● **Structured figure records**
■ ■ ■ ■ ■
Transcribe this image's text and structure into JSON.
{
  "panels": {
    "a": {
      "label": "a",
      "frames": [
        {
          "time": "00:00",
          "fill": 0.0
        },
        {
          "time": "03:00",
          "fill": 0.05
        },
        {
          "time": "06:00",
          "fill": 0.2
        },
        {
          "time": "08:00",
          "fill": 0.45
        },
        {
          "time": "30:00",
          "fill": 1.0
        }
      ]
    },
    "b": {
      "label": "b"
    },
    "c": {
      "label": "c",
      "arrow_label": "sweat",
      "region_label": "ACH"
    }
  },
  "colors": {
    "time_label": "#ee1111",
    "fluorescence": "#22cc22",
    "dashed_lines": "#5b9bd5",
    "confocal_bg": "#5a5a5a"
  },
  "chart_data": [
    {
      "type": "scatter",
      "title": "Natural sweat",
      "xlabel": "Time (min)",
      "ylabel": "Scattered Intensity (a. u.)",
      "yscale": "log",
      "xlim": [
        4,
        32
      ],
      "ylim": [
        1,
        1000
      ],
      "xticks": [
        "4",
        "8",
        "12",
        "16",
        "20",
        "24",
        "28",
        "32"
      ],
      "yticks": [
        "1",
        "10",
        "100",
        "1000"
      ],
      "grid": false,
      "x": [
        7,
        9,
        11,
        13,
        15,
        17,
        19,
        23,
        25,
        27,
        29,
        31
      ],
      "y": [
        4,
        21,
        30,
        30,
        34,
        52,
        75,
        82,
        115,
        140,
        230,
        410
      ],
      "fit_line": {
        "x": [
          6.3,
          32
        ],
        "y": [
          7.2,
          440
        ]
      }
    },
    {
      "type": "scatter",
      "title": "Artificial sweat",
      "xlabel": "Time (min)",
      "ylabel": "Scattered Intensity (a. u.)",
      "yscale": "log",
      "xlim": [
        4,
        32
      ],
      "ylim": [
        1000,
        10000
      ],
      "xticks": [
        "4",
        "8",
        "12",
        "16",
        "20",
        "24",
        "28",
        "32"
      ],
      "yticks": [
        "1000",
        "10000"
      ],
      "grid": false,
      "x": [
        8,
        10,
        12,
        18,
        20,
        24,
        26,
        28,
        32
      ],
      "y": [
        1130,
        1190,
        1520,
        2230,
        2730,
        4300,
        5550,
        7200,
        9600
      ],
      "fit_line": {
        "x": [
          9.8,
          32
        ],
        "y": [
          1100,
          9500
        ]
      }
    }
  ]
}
■ ■ ■ ■ ■
● **Problem statement**
Restate every entry word for word.

● **Answer to this task**
Transcribe this image's text and structure into JSON.
{
  "panels": {
    "a": {
      "label": "a",
      "frames": [
        {
          "time": "00:00",
          "fill": 0.0
        },
        {
          "time": "03:00",
          "fill": 0.05
        },
        {
          "time": "06:00",
          "fill": 0.2
        },
        {
          "time": "08:00",
          "fill": 0.45
        },
        {
          "time": "30:00",
          "fill": 1.0
        }
      ]
    },
    "b": {
      "label": "b"
    },
    "c": {
      "label": "c",
      "arrow_label": "sweat",
      "region_label": "ACH"
    }
  },
  "colors": {
    "time_label": "#ee1111",
    "fluorescence": "#22cc22",
    "dashed_lines": "#5b9bd5",
    "confocal_bg": "#5a5a5a"
  },
  "chart_data": [
    {
      "type": "scatter",
      "title": "Natural sweat",
      "xlabel": "Time (min)",
      "ylabel": "Scattered Intensity (a. u.)",
      "yscale": "log",
      "xlim": [
        4,
        32
      ],
      "ylim": [
        1,
        1000
      ],
      "xticks": [
        "4",
        "8",
        "12",
        "16",
        "20",
        "24",
        "28",
        "32"
      ],
      "yticks": [
        "1",
        "10",
        "100",
        "1000"
      ],
      "grid": false,
      "x": [
        7,
        9,
        11,
        13,
        15,
        17,
        19,
        23,
        25,
        27,
        29,
        31
      ],
      "y": [
        4,
        21,
        30,
        30,
        34,
        52,
        75,
        82,
        115,
        140,
        230,
        410
      ],
      "fit_line": {
        "x": [
          6.3,
          32
        ],
        "y": [
          7.2,
          440
        ]
      }
    },
    {
      "type": "scatter",
      "title": "Artificial sweat",
      "xlabel": "Time (min)",
      "ylabel": "Scattered Intensity (a. u.)",
      "yscale": "log",
      "xlim": [
        4,
        32
      ],
      "ylim": [
        1000,
        10000
      ],
      "xticks": [
        "4",
        "8",
        "12",
        "16",
        "20",
        "24",
        "28",
        "32"
      ],
      "yticks": [
        "1000",
        "10000"
      ],
      "grid": false,
      "x": [
        8,
        10,
        12,
        18,
        20,
        24,
        26,
        28,
        32
      ],
      "y": [
        1130,
        1190,
        1520,
        2230,
        2730,
        4300,
        5550,
        7200,
        9600
      ],
      "fit_line": {
        "x": [
          9.8,
          32
        ],
        "y": [
          1100,
          9500
        ]
      }
    }
  ]
}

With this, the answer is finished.